[Stored records]
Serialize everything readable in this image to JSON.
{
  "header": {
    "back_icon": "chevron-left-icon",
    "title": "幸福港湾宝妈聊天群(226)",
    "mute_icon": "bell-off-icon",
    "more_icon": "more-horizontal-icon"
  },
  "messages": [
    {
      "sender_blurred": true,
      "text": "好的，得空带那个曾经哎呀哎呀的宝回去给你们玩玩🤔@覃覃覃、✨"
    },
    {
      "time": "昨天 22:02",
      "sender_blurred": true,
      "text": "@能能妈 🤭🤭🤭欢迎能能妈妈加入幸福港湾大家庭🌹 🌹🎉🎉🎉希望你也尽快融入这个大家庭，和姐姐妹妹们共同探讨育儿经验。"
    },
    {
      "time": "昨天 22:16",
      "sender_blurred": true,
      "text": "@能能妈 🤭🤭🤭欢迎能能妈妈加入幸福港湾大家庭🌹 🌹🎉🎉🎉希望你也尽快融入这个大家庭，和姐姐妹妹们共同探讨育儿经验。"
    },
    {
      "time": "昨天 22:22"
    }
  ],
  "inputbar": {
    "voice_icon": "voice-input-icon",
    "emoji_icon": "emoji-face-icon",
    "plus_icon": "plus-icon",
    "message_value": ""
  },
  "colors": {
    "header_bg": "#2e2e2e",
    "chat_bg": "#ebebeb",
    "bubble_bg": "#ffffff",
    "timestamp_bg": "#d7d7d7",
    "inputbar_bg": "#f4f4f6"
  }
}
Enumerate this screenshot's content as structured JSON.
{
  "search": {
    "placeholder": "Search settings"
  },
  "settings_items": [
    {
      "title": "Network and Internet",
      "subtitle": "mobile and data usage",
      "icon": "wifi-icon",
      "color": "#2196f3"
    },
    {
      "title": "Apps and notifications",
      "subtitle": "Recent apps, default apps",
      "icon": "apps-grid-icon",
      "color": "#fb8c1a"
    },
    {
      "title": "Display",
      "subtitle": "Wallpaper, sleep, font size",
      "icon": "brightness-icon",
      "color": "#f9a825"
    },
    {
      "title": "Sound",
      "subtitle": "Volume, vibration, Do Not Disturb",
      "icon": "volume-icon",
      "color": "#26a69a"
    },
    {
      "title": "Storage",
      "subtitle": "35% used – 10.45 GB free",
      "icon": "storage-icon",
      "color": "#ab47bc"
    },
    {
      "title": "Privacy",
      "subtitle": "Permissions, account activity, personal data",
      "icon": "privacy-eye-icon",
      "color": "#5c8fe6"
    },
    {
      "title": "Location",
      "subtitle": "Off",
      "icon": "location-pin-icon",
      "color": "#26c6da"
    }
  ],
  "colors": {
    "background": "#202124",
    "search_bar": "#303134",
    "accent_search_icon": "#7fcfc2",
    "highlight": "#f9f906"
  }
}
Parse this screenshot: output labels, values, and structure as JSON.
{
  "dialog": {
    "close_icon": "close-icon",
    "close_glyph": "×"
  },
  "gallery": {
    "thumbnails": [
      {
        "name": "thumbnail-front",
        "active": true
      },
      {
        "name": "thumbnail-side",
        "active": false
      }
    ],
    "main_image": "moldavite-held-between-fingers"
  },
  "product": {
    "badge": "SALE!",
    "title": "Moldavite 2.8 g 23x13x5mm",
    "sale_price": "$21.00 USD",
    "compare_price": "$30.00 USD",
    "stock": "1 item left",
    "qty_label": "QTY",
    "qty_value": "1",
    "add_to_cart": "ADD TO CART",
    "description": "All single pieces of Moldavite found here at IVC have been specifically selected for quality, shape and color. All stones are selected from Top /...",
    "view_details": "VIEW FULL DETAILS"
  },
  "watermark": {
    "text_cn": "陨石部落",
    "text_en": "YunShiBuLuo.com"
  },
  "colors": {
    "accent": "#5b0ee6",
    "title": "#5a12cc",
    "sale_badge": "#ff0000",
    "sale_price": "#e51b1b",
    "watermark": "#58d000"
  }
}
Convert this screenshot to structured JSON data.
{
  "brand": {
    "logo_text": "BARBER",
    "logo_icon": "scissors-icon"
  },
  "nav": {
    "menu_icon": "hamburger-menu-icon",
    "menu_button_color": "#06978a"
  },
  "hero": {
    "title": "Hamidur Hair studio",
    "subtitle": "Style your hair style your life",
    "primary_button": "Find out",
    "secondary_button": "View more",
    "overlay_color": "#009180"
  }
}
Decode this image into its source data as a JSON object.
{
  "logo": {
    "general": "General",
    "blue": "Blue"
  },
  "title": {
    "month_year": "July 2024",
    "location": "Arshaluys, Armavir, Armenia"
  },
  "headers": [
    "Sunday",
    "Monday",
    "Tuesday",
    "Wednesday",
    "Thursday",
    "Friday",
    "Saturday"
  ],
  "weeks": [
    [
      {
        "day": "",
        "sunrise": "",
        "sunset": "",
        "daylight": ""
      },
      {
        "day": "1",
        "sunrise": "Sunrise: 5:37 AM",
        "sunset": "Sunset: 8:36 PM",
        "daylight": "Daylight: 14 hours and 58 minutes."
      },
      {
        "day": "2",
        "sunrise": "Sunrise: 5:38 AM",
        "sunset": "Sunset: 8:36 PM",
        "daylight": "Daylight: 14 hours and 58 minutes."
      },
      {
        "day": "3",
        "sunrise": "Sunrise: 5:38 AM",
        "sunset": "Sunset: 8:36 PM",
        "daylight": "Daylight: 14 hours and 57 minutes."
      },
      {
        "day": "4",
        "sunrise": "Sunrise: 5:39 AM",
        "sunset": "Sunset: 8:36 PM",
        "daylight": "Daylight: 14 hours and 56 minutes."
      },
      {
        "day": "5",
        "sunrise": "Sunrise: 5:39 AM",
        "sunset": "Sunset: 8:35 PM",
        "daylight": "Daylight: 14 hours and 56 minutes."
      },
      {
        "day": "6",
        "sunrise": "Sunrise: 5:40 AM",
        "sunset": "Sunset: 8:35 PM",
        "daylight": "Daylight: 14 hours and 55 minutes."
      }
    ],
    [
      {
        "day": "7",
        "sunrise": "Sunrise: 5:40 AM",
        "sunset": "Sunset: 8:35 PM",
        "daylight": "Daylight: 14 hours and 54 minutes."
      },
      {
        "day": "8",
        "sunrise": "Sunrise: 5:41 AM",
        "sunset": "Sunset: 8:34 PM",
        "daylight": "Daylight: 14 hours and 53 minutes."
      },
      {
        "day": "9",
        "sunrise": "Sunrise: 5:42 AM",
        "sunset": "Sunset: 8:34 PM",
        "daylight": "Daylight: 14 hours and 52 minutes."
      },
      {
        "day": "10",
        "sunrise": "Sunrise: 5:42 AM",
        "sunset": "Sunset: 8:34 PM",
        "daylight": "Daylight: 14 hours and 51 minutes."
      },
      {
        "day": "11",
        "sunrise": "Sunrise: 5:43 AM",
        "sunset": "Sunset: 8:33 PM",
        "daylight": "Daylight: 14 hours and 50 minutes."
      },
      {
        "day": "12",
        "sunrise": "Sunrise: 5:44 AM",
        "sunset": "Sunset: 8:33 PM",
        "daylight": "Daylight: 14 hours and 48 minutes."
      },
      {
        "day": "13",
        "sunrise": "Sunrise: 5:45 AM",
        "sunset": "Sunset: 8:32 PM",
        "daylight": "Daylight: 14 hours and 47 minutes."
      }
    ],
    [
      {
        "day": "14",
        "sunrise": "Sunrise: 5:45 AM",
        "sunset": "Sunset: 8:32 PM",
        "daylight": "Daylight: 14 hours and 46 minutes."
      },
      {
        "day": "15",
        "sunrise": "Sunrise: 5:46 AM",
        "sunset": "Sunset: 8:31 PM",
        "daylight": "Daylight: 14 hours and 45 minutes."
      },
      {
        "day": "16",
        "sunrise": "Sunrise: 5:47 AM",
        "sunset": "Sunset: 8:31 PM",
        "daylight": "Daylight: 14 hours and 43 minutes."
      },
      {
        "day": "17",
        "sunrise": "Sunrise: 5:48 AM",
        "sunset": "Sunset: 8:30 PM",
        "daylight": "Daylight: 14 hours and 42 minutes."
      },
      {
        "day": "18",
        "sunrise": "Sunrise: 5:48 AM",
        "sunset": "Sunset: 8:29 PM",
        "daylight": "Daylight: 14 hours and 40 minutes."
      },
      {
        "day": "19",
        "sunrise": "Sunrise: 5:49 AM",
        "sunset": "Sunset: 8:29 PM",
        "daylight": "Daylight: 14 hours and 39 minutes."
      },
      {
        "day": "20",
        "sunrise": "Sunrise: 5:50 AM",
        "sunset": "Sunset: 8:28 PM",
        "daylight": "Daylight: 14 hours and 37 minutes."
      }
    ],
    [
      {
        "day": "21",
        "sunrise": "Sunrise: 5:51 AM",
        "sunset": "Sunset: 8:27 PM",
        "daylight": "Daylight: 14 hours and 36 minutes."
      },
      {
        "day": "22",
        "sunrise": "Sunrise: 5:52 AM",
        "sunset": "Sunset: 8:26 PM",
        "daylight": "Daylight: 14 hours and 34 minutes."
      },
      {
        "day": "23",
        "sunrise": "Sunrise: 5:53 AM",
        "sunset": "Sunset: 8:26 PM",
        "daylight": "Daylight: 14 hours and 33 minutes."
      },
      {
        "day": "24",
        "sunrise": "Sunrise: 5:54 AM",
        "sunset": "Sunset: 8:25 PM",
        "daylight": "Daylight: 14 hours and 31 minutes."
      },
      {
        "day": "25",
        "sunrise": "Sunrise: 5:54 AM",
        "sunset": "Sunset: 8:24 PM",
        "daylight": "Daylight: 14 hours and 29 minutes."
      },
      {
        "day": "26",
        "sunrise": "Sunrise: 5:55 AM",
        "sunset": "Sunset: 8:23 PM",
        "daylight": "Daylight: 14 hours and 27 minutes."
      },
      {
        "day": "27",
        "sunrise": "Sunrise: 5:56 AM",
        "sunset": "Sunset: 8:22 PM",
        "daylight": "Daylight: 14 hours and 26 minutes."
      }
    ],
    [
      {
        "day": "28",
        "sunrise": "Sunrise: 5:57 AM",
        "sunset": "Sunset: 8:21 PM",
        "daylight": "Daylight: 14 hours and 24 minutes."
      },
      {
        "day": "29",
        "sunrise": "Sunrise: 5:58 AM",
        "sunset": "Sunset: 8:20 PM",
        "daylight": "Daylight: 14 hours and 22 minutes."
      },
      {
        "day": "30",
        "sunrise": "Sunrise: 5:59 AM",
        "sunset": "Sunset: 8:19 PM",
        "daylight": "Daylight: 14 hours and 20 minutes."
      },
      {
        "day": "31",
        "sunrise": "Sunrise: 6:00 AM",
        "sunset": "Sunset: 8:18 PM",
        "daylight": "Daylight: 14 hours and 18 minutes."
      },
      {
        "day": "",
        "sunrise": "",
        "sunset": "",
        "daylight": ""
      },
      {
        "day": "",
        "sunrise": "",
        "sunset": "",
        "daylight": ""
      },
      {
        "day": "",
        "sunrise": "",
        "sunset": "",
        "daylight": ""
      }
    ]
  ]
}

• Requirement
In the entries above, identify every line with the string "subtitle".

• Final answer
      "subtitle": "mobile and data usage",
      "subtitle": "Recent apps, default apps",
      "subtitle": "Wallpaper, sleep, font size",
      "subtitle": "Volume, vibration, Do Not Disturb",
      "subtitle": "35% used – 10.45 GB free",
      "subtitle": "Permissions, account activity, personal data",
      "subtitle": "Off",
    "subtitle": "Style your hair style your life",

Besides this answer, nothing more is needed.